In the album article, what score did Gigwise.com give the record?

**Given text**
========================================
Studio album by I Was a Cub Scout
- Released: 18 February 2008
- Recorded: 2007
- Genre: Indie rock
- Length: 48:25
- Label: Abeano XL
- Producer: Hugh Padgham

= I Want You to Know That There Is Always Hope =

I Want You to Know That There Is Always Hope is the only studio album by British indie rock band I Was a Cub Scout and was released on 18 February 2008. The album was produced by Hugh Padgham and released on the XL Recordings label Abeano.

==Track listing==
1. "Save Your Wishes" - 3:44
2. "Echoes" - 3:38
3. "Lucean" - 4:43
4. "Pink Squares" - 4:15
5. "Part 3" - 4:28
6. "We Were Made to Love" - 4:15
7. "Our Smallest Adventures" - 4:46
8. "Recommendations" - 3:44
9. "The Hunter's Daughter" - 4:29
10. "P's and Q's" - 4:56
11. "A Step Too Far Behind" - 5:27

==Reception==

The album was generally well received by critics. Gigwise.com gave it 8/10, calling it "a monument to growing up and dealing with the tribulations of life and love". The NME commenting on "positive songwriting which makes life that little more liveable". Stewart Mason of AllMusic called it "ultra-catchy synth pop", while PopMatters' Andrew Martin called it "a damn fine effort worthy of a listen". The Bournemouth Echos Nick Churchill gave it three stars, calling it "a curious blend of angular indie gritpop and infuriatingly bold beats that suggest emotional forces are at work". Drowned in Sound gave it 6/10. The Skinnys Tobias Kahn also gave it three stars. Doug Johnstone, reviewing for The List, also gave it three stars, commenting: "Whispery, sensitive vocals, sweeping guitars and minor chord choruses full of obscure wordage abound, and while it’s all nice enough, it seems a little empty at its heart." Maddy Costa, for The Guardian, gave it 3/5.
========================================
**Provided material**
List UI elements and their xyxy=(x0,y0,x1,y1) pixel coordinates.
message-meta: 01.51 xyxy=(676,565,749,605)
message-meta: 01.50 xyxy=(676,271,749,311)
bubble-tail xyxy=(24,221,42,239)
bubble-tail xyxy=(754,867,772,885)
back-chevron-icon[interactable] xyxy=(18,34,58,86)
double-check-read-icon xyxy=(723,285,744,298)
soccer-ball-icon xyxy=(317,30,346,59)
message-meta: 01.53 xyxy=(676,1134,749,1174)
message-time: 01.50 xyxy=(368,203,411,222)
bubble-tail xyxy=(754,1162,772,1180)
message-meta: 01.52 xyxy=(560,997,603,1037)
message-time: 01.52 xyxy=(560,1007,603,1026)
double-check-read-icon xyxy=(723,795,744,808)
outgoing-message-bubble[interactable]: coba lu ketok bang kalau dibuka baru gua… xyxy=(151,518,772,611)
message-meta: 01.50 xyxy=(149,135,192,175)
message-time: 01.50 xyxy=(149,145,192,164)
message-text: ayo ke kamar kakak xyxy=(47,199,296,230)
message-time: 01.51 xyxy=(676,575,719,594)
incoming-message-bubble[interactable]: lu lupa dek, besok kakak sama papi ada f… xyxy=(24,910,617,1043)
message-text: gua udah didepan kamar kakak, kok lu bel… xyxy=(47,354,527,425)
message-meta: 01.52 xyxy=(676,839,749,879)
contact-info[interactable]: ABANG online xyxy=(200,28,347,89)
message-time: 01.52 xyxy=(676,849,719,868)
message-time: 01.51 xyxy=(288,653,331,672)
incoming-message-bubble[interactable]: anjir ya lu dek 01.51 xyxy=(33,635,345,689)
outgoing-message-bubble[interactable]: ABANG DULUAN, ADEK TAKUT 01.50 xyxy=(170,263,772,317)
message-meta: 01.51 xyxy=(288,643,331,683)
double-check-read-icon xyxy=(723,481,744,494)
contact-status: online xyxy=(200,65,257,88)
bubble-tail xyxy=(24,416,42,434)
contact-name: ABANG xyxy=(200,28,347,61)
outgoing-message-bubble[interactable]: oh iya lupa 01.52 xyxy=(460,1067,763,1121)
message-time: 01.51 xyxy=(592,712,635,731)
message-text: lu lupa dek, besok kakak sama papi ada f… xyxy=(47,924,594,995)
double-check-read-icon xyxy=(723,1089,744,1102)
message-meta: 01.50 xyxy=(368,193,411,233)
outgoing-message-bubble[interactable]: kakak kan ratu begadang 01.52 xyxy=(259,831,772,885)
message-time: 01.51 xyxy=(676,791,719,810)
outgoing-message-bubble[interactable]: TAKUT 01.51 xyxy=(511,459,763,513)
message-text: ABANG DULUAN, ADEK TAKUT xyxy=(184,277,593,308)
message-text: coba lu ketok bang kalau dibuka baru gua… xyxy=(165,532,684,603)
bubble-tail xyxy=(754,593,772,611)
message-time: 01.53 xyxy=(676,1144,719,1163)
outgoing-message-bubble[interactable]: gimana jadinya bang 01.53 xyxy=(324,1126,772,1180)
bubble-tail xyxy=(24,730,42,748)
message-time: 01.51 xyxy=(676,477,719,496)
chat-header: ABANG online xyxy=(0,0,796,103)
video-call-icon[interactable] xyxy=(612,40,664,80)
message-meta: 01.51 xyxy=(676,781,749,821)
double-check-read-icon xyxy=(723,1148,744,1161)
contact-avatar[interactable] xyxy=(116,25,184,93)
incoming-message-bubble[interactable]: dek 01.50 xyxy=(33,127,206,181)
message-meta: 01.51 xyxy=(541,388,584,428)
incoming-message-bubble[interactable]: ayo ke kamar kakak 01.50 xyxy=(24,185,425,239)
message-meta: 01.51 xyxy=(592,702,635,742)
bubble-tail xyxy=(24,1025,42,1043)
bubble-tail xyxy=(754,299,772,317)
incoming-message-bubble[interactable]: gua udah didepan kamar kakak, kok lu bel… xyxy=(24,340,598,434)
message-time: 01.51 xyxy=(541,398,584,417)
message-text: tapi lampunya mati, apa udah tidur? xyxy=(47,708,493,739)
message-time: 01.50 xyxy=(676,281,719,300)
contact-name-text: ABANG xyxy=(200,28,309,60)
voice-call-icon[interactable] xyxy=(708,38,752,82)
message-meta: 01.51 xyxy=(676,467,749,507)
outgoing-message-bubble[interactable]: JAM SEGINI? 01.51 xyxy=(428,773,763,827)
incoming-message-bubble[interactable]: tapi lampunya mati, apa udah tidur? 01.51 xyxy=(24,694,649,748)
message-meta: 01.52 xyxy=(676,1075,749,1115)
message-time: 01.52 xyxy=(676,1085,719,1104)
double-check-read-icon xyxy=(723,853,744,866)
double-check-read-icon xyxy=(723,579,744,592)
========================================
**Solution below**
8/10